-------- The data --------

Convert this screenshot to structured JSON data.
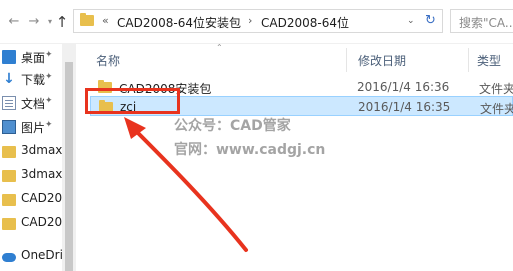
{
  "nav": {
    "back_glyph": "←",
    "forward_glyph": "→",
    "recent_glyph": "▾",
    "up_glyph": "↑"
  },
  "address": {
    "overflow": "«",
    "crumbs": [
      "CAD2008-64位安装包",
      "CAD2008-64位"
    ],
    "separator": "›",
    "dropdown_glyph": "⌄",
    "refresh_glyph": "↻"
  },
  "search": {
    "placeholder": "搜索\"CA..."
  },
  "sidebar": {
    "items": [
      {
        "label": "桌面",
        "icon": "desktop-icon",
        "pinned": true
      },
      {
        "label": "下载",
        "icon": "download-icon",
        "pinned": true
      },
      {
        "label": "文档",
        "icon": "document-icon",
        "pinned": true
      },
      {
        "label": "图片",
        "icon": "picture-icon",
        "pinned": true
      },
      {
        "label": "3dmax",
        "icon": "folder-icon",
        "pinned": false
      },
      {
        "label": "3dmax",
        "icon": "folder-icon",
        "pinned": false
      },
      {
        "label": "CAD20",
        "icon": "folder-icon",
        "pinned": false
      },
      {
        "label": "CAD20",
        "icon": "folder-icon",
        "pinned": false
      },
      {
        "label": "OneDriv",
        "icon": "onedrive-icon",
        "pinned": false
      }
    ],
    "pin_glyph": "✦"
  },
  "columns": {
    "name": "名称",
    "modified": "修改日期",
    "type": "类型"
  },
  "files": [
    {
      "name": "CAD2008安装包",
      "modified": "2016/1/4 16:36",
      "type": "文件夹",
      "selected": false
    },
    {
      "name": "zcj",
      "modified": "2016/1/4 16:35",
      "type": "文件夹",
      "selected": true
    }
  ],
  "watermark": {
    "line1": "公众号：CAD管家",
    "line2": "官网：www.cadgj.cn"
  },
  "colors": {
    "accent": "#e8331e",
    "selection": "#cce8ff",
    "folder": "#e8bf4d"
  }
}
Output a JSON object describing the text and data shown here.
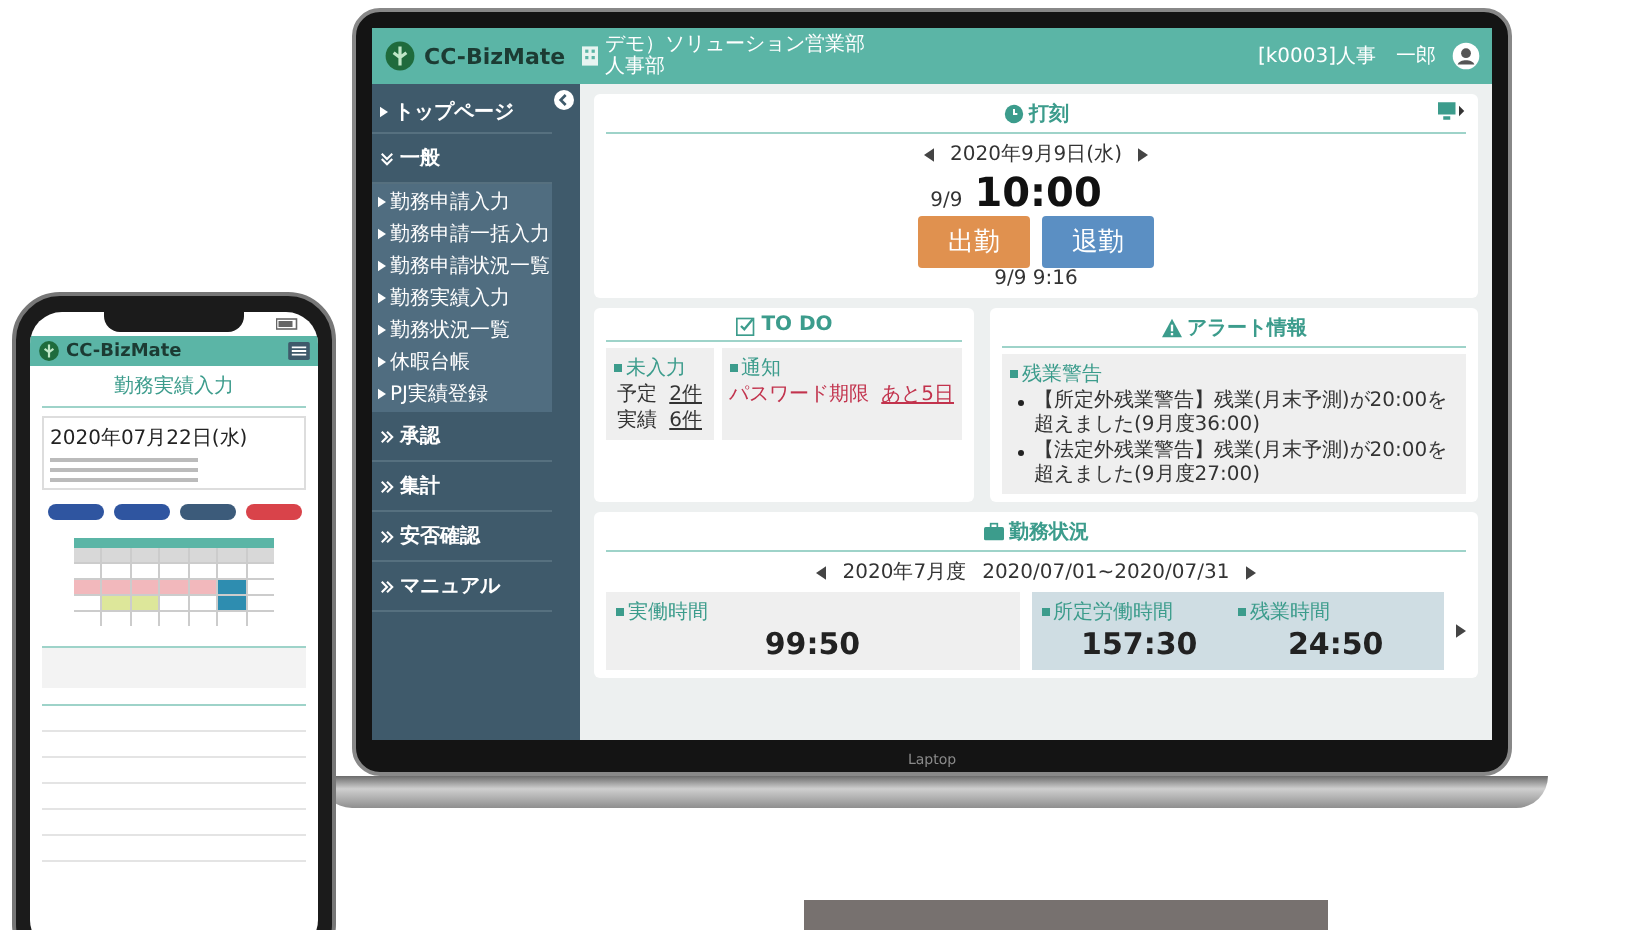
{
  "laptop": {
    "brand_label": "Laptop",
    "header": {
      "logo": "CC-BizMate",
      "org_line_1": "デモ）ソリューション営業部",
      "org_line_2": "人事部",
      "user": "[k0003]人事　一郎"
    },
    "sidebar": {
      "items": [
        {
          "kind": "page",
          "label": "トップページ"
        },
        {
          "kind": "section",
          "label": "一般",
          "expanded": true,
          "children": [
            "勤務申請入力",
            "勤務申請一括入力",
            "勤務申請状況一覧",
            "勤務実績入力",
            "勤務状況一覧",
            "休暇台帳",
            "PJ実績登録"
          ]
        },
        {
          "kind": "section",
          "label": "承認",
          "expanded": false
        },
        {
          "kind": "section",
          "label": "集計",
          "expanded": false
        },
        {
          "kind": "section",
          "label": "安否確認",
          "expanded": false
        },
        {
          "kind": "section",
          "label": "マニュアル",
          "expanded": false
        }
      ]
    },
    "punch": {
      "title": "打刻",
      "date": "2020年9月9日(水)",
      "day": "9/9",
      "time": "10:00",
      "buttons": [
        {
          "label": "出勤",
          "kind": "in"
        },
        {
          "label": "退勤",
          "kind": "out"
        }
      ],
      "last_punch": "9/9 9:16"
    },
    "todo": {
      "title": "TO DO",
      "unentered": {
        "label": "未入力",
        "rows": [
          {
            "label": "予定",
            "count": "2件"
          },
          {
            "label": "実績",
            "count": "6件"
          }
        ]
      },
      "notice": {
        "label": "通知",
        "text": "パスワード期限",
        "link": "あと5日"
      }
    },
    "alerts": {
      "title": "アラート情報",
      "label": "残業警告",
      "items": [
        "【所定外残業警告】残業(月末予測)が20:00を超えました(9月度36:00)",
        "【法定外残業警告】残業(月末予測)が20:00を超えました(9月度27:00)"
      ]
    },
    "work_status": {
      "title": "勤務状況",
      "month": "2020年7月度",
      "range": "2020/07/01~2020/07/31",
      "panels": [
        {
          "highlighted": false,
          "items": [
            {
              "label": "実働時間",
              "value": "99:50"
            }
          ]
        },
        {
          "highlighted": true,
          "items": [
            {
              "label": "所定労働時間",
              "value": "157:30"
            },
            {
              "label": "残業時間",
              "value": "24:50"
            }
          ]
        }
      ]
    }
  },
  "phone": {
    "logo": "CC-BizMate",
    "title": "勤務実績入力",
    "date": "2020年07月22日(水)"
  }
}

--------

### What is being asked
Look through the entries above; copy every line holding the string "月末予測".

### Answer below
        "【所定外残業警告】残業(月末予測)が20:00を超えました(9月度36:00)",
        "【法定外残業警告】残業(月末予測)が20:00を超えました(9月度27:00)"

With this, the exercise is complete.